+++ INPUT RECORDS

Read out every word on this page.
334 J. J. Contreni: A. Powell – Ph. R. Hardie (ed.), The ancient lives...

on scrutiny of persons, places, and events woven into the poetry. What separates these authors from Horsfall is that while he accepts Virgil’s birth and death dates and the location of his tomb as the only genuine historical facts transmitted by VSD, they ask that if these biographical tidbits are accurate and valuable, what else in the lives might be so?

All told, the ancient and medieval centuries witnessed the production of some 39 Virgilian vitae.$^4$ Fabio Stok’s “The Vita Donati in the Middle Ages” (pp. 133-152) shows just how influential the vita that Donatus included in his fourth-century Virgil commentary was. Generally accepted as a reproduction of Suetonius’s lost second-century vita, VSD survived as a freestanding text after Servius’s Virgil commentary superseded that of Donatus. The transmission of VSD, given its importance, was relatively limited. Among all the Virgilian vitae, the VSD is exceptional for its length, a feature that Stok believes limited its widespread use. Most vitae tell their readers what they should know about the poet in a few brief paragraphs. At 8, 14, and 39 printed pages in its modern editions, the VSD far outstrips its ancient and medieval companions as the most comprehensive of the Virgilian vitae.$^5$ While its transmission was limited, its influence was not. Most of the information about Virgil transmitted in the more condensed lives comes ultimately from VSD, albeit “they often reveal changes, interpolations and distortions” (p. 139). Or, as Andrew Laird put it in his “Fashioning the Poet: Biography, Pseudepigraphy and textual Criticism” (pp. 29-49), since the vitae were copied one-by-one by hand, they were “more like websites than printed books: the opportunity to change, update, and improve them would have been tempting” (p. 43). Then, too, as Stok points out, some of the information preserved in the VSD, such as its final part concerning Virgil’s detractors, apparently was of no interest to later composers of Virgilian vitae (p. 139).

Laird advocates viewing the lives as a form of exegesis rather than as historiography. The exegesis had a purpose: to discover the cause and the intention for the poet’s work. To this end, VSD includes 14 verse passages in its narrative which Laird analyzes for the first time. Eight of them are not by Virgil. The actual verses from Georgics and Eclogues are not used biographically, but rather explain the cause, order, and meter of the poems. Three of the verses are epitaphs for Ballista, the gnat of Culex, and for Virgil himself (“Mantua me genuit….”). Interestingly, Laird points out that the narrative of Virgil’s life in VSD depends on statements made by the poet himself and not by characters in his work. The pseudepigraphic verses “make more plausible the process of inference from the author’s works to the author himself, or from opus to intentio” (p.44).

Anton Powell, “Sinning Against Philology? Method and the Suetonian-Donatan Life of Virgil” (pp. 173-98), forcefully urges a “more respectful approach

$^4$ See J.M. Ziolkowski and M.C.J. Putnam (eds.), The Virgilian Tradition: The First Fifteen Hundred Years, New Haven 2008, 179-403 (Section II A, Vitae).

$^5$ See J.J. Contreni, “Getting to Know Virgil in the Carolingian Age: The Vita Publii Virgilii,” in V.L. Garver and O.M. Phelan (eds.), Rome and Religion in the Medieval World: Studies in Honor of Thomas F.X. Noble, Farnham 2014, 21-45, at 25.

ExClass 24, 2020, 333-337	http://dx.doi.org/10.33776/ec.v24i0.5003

++++++

_WRITTEN REQUEST_: Reproduce each record exactly, leaving nothing out.

_OUTPUT OF THE TASK_:
Read out every word on this page.
334 J. J. Contreni: A. Powell – Ph. R. Hardie (ed.), The ancient lives...

on scrutiny of persons, places, and events woven into the poetry. What separates these authors from Horsfall is that while he accepts Virgil’s birth and death dates and the location of his tomb as the only genuine historical facts transmitted by VSD, they ask that if these biographical tidbits are accurate and valuable, what else in the lives might be so?

All told, the ancient and medieval centuries witnessed the production of some 39 Virgilian vitae.$^4$ Fabio Stok’s “The Vita Donati in the Middle Ages” (pp. 133-152) shows just how influential the vita that Donatus included in his fourth-century Virgil commentary was. Generally accepted as a reproduction of Suetonius’s lost second-century vita, VSD survived as a freestanding text after Servius’s Virgil commentary superseded that of Donatus. The transmission of VSD, given its importance, was relatively limited. Among all the Virgilian vitae, the VSD is exceptional for its length, a feature that Stok believes limited its widespread use. Most vitae tell their readers what they should know about the poet in a few brief paragraphs. At 8, 14, and 39 printed pages in its modern editions, the VSD far outstrips its ancient and medieval companions as the most comprehensive of the Virgilian vitae.$^5$ While its transmission was limited, its influence was not. Most of the information about Virgil transmitted in the more condensed lives comes ultimately from VSD, albeit “they often reveal changes, interpolations and distortions” (p. 139). Or, as Andrew Laird put it in his “Fashioning the Poet: Biography, Pseudepigraphy and textual Criticism” (pp. 29-49), since the vitae were copied one-by-one by hand, they were “more like websites than printed books: the opportunity to change, update, and improve them would have been tempting” (p. 43). Then, too, as Stok points out, some of the information preserved in the VSD, such as its final part concerning Virgil’s detractors, apparently was of no interest to later composers of Virgilian vitae (p. 139).

Laird advocates viewing the lives as a form of exegesis rather than as historiography. The exegesis had a purpose: to discover the cause and the intention for the poet’s work. To this end, VSD includes 14 verse passages in its narrative which Laird analyzes for the first time. Eight of them are not by Virgil. The actual verses from Georgics and Eclogues are not used biographically, but rather explain the cause, order, and meter of the poems. Three of the verses are epitaphs for Ballista, the gnat of Culex, and for Virgil himself (“Mantua me genuit….”). Interestingly, Laird points out that the narrative of Virgil’s life in VSD depends on statements made by the poet himself and not by characters in his work. The pseudepigraphic verses “make more plausible the process of inference from the author’s works to the author himself, or from opus to intentio” (p.44).

Anton Powell, “Sinning Against Philology? Method and the Suetonian-Donatan Life of Virgil” (pp. 173-98), forcefully urges a “more respectful approach

$^4$ See J.M. Ziolkowski and M.C.J. Putnam (eds.), The Virgilian Tradition: The First Fifteen Hundred Years, New Haven 2008, 179-403 (Section II A, Vitae).

$^5$ See J.J. Contreni, “Getting to Know Virgil in the Carolingian Age: The Vita Publii Virgilii,” in V.L. Garver and O.M. Phelan (eds.), Rome and Religion in the Medieval World: Studies in Honor of Thomas F.X. Noble, Farnham 2014, 21-45, at 25.

ExClass 24, 2020, 333-337	http://dx.doi.org/10.33776/ec.v24i0.5003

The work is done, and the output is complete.